## EXERCISE DIRECTIONS
Please present the listing below as a Markdown table with two columns, Row and Line, that numbers each line and skips blank lines. Leave the pictures out.

## PROVIDED RECORDS

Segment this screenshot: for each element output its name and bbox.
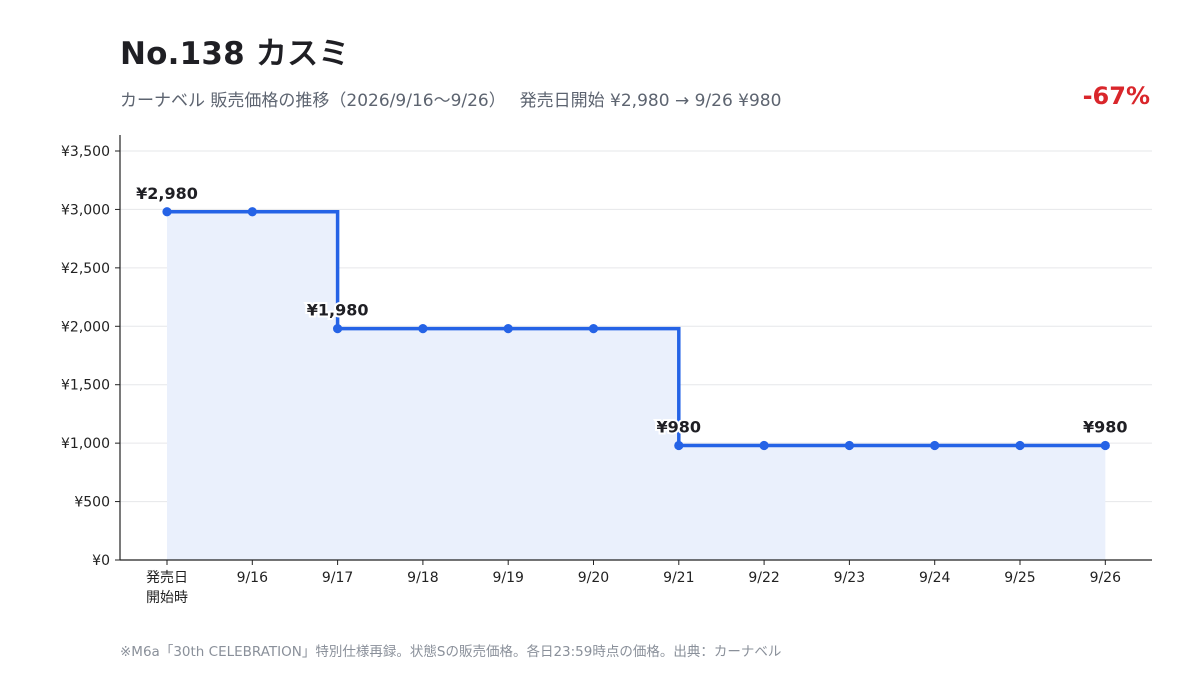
tick-labels: ¥0 ¥500 ¥1,000 ¥1,500 ¥2,000 ¥2,500 ¥3,000 ¥3,5…: [61, 144, 1121, 606]
data-point: [759, 440, 769, 451]
price-change-badge: -67%: [1082, 82, 1150, 110]
x-tick-label: 9/23: [834, 570, 865, 586]
y-tick-label: ¥2,000: [61, 319, 110, 335]
data-label: ¥980: [657, 417, 702, 436]
y-tick-label: ¥0: [92, 553, 110, 569]
x-tick-label: 9/25: [1004, 570, 1035, 586]
data-point: [930, 440, 940, 451]
x-tick-label: 9/20: [578, 570, 609, 586]
data-label: ¥980: [1083, 417, 1128, 436]
data-label: ¥2,980: [136, 184, 198, 203]
data-point: [1100, 440, 1110, 451]
x-tick-label: 9/16: [237, 570, 269, 586]
x-tick-label: 9/22: [748, 570, 779, 586]
x-tick-label: 9/18: [407, 570, 438, 586]
x-tick-label: 9/21: [663, 570, 694, 586]
y-tick-label: ¥3,500: [61, 144, 110, 160]
x-tick-label: 9/17: [322, 570, 353, 586]
data-labels: ¥2,980 ¥1,980 ¥980 ¥980: [134, 182, 1129, 439]
y-tick-label: ¥2,500: [61, 261, 110, 277]
data-point: [162, 207, 172, 217]
footnote: ※M6a「30th CELEBRATION」特別仕様再録。状態Sの販売価格。各日…: [120, 644, 782, 660]
series-step-line: [167, 210, 1106, 448]
y-tick-label: ¥3,000: [61, 202, 110, 218]
y-tick-label: ¥500: [74, 495, 110, 511]
chart-subtitle: カーナベル 販売価格の推移（2026/9/16〜9/26） 発売日開始 ¥2,9…: [120, 91, 782, 111]
series-points: [162, 207, 1110, 451]
data-point: [333, 324, 343, 334]
y-tick-label: ¥1,000: [61, 436, 110, 452]
series-line: [167, 210, 1106, 448]
series-area: [167, 211, 1106, 560]
y-tick-label: ¥1,500: [61, 378, 110, 394]
x-tick-label: 9/24: [919, 570, 951, 586]
data-point: [418, 324, 428, 334]
data-label: ¥1,980: [307, 301, 369, 320]
data-point: [588, 324, 599, 334]
area-fill: [167, 211, 1106, 560]
data-point: [674, 440, 684, 451]
x-tick-label: 開始時: [146, 590, 188, 606]
x-tick-label: 発売日: [146, 570, 188, 586]
axes: [115, 135, 1152, 565]
data-point: [844, 440, 855, 451]
data-point: [503, 324, 513, 334]
data-point: [247, 207, 257, 217]
chart-title: No.138 カスミ: [120, 36, 350, 72]
x-tick-label: 9/26: [1090, 570, 1122, 586]
x-tick-label: 9/19: [492, 570, 523, 586]
data-point: [1015, 440, 1025, 451]
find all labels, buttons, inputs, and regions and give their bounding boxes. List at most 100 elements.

## FULL OUTPUT
| Row | Line |
|---|---|
| 1 | Segment this screenshot: for each element output its name and bbox. |
| 2 | tick-labels: ¥0 ¥500 ¥1,000 ¥1,500 ¥2,000 ¥2,500 ¥3,000 ¥3,5…: [61, 144, 1121, 606] |
| 3 | data-point: [759, 440, 769, 451] |
| 4 | price-change-badge: -67%: [1082, 82, 1150, 110] |
| 5 | x-tick-label: 9/23: [834, 570, 865, 586] |
| 6 | y-tick-label: ¥2,000: [61, 319, 110, 335] |
| 7 | data-label: ¥980: [657, 417, 702, 436] |
| 8 | y-tick-label: ¥0: [92, 553, 110, 569] |
| 9 | x-tick-label: 9/25: [1004, 570, 1035, 586] |
| 10 | data-point: [930, 440, 940, 451] |
| 11 | x-tick-label: 9/20: [578, 570, 609, 586] |
| 12 | data-label: ¥980: [1083, 417, 1128, 436] |
| 13 | data-label: ¥2,980: [136, 184, 198, 203] |
| 14 | data-point: [1100, 440, 1110, 451] |
| 15 | x-tick-label: 9/16: [237, 570, 269, 586] |
| 16 | x-tick-label: 9/22: [748, 570, 779, 586] |
| 17 | x-tick-label: 9/18: [407, 570, 438, 586] |
| 18 | x-tick-label: 9/21: [663, 570, 694, 586] |
| 19 | y-tick-label: ¥3,500: [61, 144, 110, 160] |
| 20 | x-tick-label: 9/17: [322, 570, 353, 586] |
| 21 | data-labels: ¥2,980 ¥1,980 ¥980 ¥980: [134, 182, 1129, 439] |
| 22 | y-tick-label: ¥2,500: [61, 261, 110, 277] |
| 23 | data-point: [162, 207, 172, 217] |
| 24 | footnote: ※M6a「30th CELEBRATION」特別仕様再録。状態Sの販売価格。各日…: [120, 644, 782, 660] |
| 25 | series-step-line: [167, 210, 1106, 448] |
| 26 | y-tick-label: ¥3,000: [61, 202, 110, 218] |
| 27 | y-tick-label: ¥500: [74, 495, 110, 511] |
| 28 | chart-subtitle: カーナベル 販売価格の推移（2026/9/16〜9/26） 発売日開始 ¥2,9…: [120, 91, 782, 111] |
| 29 | series-points: [162, 207, 1110, 451] |
| 30 | data-point: [333, 324, 343, 334] |
| 31 | y-tick-label: ¥1,000: [61, 436, 110, 452] |
| 32 | series-line: [167, 210, 1106, 448] |
| 33 | series-area: [167, 211, 1106, 560] |
| 34 | y-tick-label: ¥1,500: [61, 378, 110, 394] |
| 35 | x-tick-label: 9/24: [919, 570, 951, 586] |
| 36 | data-point: [418, 324, 428, 334] |
| 37 | data-label: ¥1,980: [307, 301, 369, 320] |
| 38 | data-point: [588, 324, 599, 334] |
| 39 | area-fill: [167, 211, 1106, 560] |
| 40 | data-point: [674, 440, 684, 451] |
| 41 | x-tick-label: 開始時: [146, 590, 188, 606] |
| 42 | x-tick-label: 発売日: [146, 570, 188, 586] |
| 43 | axes: [115, 135, 1152, 565] |
| 44 | data-point: [844, 440, 855, 451] |
| 45 | data-point: [503, 324, 513, 334] |
| 46 | data-point: [247, 207, 257, 217] |
| 47 | chart-title: No.138 カスミ: [120, 36, 350, 72] |
| 48 | x-tick-label: 9/26: [1090, 570, 1122, 586] |
| 49 | x-tick-label: 9/19: [492, 570, 523, 586] |
| 50 | data-point: [1015, 440, 1025, 451] |
| 51 | find all labels, buttons, inputs, and regions and give their bounding boxes. List at most 100 elements. |